» THE PROBLEM
Every entry here needs to be repeated exactly.

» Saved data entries
· · · · · · ·

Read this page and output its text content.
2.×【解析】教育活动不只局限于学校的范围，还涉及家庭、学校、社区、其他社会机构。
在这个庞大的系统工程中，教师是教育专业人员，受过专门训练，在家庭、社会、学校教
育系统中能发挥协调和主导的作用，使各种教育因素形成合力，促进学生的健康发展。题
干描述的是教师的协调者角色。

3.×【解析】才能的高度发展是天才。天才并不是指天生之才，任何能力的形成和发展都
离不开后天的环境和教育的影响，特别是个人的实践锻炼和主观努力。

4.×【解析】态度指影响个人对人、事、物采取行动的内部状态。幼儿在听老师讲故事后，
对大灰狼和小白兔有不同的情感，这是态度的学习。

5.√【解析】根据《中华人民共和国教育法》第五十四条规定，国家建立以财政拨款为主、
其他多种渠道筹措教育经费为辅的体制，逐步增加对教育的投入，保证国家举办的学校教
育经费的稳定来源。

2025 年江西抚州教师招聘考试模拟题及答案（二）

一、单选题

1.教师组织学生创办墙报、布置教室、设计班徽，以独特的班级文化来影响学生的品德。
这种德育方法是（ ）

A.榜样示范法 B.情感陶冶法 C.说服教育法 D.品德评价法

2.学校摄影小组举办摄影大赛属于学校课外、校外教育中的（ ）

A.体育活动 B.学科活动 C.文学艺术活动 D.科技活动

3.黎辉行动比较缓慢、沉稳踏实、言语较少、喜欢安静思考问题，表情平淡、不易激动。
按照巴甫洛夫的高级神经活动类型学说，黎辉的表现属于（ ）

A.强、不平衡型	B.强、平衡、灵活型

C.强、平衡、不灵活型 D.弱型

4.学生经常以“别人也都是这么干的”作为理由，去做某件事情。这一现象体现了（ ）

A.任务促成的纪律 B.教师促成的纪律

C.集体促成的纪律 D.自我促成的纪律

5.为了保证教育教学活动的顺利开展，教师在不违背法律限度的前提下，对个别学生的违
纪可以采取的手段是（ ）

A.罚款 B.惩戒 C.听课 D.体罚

· · · · · · ·

» SOLUTION TO THE PROBLEM
Read this page and output its text content.
2.×【解析】教育活动不只局限于学校的范围，还涉及家庭、学校、社区、其他社会机构。
在这个庞大的系统工程中，教师是教育专业人员，受过专门训练，在家庭、社会、学校教
育系统中能发挥协调和主导的作用，使各种教育因素形成合力，促进学生的健康发展。题
干描述的是教师的协调者角色。

3.×【解析】才能的高度发展是天才。天才并不是指天生之才，任何能力的形成和发展都
离不开后天的环境和教育的影响，特别是个人的实践锻炼和主观努力。

4.×【解析】态度指影响个人对人、事、物采取行动的内部状态。幼儿在听老师讲故事后，
对大灰狼和小白兔有不同的情感，这是态度的学习。

5.√【解析】根据《中华人民共和国教育法》第五十四条规定，国家建立以财政拨款为主、
其他多种渠道筹措教育经费为辅的体制，逐步增加对教育的投入，保证国家举办的学校教
育经费的稳定来源。

2025 年江西抚州教师招聘考试模拟题及答案（二）

一、单选题

1.教师组织学生创办墙报、布置教室、设计班徽，以独特的班级文化来影响学生的品德。
这种德育方法是（ ）

A.榜样示范法 B.情感陶冶法 C.说服教育法 D.品德评价法

2.学校摄影小组举办摄影大赛属于学校课外、校外教育中的（ ）

A.体育活动 B.学科活动 C.文学艺术活动 D.科技活动

3.黎辉行动比较缓慢、沉稳踏实、言语较少、喜欢安静思考问题，表情平淡、不易激动。
按照巴甫洛夫的高级神经活动类型学说，黎辉的表现属于（ ）

A.强、不平衡型	B.强、平衡、灵活型

C.强、平衡、不灵活型 D.弱型

4.学生经常以“别人也都是这么干的”作为理由，去做某件事情。这一现象体现了（ ）

A.任务促成的纪律 B.教师促成的纪律

C.集体促成的纪律 D.自我促成的纪律

5.为了保证教育教学活动的顺利开展，教师在不违背法律限度的前提下，对个别学生的违
纪可以采取的手段是（ ）

A.罚款 B.惩戒 C.听课 D.体罚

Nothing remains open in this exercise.